| Given exercise |
The entries below need to be written out exactly, with no pictures included.

Records from a collection:
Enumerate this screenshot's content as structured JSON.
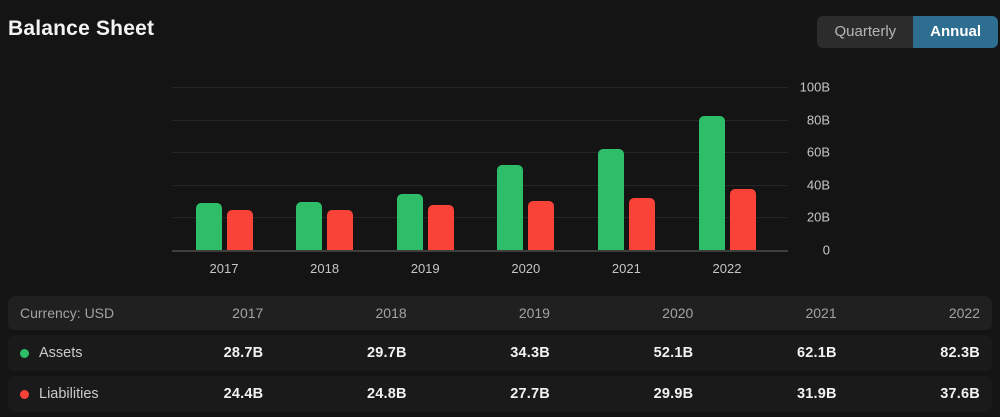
{
  "header": {
    "title": "Balance Sheet",
    "toggles": [
      {
        "label": "Quarterly",
        "active": false
      },
      {
        "label": "Annual",
        "active": true
      }
    ]
  },
  "colors": {
    "background": "#141414",
    "assets_green": "#2ebd69",
    "liabilities_red": "#f94339",
    "active_toggle_blue": "#2e6e90"
  },
  "chart_data": {
    "type": "bar",
    "categories": [
      "2017",
      "2018",
      "2019",
      "2020",
      "2021",
      "2022"
    ],
    "series": [
      {
        "name": "Assets",
        "color": "#2ebd69",
        "values": [
          28.7,
          29.7,
          34.3,
          52.1,
          62.1,
          82.3
        ]
      },
      {
        "name": "Liabilities",
        "color": "#f94339",
        "values": [
          24.4,
          24.8,
          27.7,
          29.9,
          31.9,
          37.6
        ]
      }
    ],
    "unit": "B",
    "ylim": [
      0,
      100
    ],
    "yticks": [
      {
        "value": 0,
        "label": "0"
      },
      {
        "value": 20,
        "label": "20B"
      },
      {
        "value": 40,
        "label": "40B"
      },
      {
        "value": 60,
        "label": "60B"
      },
      {
        "value": 80,
        "label": "80B"
      },
      {
        "value": 100,
        "label": "100B"
      }
    ],
    "grid": true,
    "y_axis_side": "right",
    "legend_position": "table-below"
  },
  "table": {
    "corner_label": "Currency: USD",
    "columns": [
      "2017",
      "2018",
      "2019",
      "2020",
      "2021",
      "2022"
    ],
    "rows": [
      {
        "label": "Assets",
        "dot_color": "#2ebd69",
        "values": [
          "28.7B",
          "29.7B",
          "34.3B",
          "52.1B",
          "62.1B",
          "82.3B"
        ]
      },
      {
        "label": "Liabilities",
        "dot_color": "#f94339",
        "values": [
          "24.4B",
          "24.8B",
          "27.7B",
          "29.9B",
          "31.9B",
          "37.6B"
        ]
      }
    ]
  }
}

| Problem solution |
Enumerate this screenshot's content as structured JSON.
{
  "header": {
    "title": "Balance Sheet",
    "toggles": [
      {
        "label": "Quarterly",
        "active": false
      },
      {
        "label": "Annual",
        "active": true
      }
    ]
  },
  "colors": {
    "background": "#141414",
    "assets_green": "#2ebd69",
    "liabilities_red": "#f94339",
    "active_toggle_blue": "#2e6e90"
  },
  "chart_data": {
    "type": "bar",
    "categories": [
      "2017",
      "2018",
      "2019",
      "2020",
      "2021",
      "2022"
    ],
    "series": [
      {
        "name": "Assets",
        "color": "#2ebd69",
        "values": [
          28.7,
          29.7,
          34.3,
          52.1,
          62.1,
          82.3
        ]
      },
      {
        "name": "Liabilities",
        "color": "#f94339",
        "values": [
          24.4,
          24.8,
          27.7,
          29.9,
          31.9,
          37.6
        ]
      }
    ],
    "unit": "B",
    "ylim": [
      0,
      100
    ],
    "yticks": [
      {
        "value": 0,
        "label": "0"
      },
      {
        "value": 20,
        "label": "20B"
      },
      {
        "value": 40,
        "label": "40B"
      },
      {
        "value": 60,
        "label": "60B"
      },
      {
        "value": 80,
        "label": "80B"
      },
      {
        "value": 100,
        "label": "100B"
      }
    ],
    "grid": true,
    "y_axis_side": "right",
    "legend_position": "table-below"
  },
  "table": {
    "corner_label": "Currency: USD",
    "columns": [
      "2017",
      "2018",
      "2019",
      "2020",
      "2021",
      "2022"
    ],
    "rows": [
      {
        "label": "Assets",
        "dot_color": "#2ebd69",
        "values": [
          "28.7B",
          "29.7B",
          "34.3B",
          "52.1B",
          "62.1B",
          "82.3B"
        ]
      },
      {
        "label": "Liabilities",
        "dot_color": "#f94339",
        "values": [
          "24.4B",
          "24.8B",
          "27.7B",
          "29.9B",
          "31.9B",
          "37.6B"
        ]
      }
    ]
  }
}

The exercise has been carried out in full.